> What the task asks: Gather all lines in the entries that include the word "JSON".

> Part of a data file:
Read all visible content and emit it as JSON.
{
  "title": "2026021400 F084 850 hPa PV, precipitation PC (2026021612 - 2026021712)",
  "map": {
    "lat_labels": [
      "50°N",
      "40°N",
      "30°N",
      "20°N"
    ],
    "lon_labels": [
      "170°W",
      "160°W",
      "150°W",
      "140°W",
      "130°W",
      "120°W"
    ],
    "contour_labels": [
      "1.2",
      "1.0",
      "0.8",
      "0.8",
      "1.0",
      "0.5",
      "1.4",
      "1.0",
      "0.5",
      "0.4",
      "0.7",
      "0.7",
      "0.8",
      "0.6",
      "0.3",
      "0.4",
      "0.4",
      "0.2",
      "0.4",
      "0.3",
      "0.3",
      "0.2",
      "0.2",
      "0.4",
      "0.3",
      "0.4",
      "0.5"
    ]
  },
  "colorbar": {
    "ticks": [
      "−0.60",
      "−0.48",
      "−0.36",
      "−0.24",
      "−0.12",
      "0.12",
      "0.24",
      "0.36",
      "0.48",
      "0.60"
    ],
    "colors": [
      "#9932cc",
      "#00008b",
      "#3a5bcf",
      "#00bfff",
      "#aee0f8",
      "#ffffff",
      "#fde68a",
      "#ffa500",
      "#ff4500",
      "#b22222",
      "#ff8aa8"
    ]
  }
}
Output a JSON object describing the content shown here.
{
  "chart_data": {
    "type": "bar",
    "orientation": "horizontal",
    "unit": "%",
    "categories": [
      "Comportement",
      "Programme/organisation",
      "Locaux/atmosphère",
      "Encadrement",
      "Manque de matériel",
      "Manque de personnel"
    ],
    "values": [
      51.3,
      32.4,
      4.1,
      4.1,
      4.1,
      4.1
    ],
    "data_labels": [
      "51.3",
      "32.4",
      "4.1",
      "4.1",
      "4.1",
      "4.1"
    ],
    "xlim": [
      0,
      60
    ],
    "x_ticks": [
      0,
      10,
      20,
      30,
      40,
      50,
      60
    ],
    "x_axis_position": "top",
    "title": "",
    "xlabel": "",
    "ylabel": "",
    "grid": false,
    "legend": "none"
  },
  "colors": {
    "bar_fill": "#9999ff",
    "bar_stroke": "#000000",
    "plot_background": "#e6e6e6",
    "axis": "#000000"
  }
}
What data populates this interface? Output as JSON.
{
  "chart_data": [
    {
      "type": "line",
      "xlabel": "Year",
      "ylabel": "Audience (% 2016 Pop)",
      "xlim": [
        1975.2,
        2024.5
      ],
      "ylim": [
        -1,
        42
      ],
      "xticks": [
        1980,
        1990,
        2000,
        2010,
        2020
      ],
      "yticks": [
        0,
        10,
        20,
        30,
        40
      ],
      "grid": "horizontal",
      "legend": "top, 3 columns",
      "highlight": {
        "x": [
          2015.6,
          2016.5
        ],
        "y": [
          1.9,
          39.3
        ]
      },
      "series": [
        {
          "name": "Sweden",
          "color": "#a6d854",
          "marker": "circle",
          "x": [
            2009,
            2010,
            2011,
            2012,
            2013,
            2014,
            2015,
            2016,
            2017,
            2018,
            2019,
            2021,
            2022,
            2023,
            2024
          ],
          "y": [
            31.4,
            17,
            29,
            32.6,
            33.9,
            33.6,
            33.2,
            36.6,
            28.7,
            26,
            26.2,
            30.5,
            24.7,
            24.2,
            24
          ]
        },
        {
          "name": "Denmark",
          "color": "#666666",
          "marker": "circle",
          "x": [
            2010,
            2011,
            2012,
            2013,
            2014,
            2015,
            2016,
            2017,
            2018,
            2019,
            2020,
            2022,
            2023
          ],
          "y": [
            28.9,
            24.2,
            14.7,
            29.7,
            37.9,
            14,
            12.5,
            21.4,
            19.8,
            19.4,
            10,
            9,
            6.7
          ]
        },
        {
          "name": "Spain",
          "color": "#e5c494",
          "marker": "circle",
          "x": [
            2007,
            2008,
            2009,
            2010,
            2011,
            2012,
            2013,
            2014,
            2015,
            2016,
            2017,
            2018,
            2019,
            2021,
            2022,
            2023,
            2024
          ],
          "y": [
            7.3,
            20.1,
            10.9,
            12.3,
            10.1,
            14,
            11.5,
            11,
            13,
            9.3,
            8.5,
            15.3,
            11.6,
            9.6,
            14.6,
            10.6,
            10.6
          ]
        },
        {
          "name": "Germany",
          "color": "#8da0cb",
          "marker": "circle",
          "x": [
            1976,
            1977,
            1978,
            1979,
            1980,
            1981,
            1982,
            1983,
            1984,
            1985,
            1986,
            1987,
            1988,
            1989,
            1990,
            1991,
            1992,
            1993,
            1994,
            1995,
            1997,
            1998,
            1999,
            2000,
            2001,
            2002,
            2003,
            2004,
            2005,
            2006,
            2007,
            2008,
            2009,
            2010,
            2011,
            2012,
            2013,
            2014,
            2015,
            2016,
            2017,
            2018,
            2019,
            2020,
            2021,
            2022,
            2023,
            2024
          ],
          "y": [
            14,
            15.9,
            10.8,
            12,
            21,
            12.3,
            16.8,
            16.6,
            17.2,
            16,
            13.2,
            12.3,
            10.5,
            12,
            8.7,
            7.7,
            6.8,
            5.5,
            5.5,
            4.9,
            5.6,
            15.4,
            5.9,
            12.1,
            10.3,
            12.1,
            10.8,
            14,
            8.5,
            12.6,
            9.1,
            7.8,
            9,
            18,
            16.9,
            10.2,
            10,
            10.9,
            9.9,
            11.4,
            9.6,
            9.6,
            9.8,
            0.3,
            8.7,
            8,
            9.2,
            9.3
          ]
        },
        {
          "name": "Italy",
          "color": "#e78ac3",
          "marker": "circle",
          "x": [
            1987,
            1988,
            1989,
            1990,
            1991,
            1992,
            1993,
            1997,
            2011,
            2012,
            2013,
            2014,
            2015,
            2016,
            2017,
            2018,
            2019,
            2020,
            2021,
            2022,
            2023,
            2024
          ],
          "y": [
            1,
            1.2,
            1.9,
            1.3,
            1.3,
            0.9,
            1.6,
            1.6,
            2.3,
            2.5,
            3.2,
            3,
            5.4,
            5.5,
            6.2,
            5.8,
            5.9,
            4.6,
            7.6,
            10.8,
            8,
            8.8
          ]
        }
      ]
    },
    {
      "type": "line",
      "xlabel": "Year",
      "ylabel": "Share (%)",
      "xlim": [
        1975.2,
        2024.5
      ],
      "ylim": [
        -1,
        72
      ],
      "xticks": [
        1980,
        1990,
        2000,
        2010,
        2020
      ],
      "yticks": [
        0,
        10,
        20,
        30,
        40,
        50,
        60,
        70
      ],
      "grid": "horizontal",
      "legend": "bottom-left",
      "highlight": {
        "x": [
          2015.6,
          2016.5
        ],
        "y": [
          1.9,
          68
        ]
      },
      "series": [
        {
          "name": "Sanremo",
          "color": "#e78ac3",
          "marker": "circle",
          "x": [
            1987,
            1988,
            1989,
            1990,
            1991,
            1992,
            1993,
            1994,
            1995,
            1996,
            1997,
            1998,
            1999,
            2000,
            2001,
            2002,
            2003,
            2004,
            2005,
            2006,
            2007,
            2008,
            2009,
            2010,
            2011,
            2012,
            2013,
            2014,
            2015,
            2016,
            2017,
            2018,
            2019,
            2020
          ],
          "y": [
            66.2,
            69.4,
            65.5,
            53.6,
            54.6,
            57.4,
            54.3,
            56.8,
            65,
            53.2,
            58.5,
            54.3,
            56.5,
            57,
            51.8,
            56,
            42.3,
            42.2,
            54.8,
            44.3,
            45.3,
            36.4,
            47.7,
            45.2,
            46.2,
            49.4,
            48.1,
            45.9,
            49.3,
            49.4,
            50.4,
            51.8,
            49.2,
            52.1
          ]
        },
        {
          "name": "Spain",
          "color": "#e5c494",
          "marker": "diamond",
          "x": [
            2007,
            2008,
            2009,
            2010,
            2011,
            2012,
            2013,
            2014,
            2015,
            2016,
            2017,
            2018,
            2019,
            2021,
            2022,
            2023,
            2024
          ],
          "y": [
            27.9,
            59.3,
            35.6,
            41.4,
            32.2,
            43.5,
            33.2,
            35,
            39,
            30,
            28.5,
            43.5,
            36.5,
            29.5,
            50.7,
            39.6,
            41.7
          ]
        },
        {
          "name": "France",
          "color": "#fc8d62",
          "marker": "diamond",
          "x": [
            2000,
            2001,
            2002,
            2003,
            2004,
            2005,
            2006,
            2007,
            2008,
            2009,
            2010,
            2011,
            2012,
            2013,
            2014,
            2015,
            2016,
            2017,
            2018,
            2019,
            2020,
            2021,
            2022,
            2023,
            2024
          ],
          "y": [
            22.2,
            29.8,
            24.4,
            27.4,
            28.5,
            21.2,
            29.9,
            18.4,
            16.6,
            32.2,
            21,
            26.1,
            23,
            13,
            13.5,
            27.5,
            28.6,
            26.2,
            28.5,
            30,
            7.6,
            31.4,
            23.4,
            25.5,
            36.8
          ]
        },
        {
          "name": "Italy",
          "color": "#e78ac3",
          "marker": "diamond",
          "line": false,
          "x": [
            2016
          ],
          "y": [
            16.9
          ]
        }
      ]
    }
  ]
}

> Written solution:
Read all visible content and emit it as JSON.
Output a JSON object describing the content shown here.
What data populates this interface? Output as JSON.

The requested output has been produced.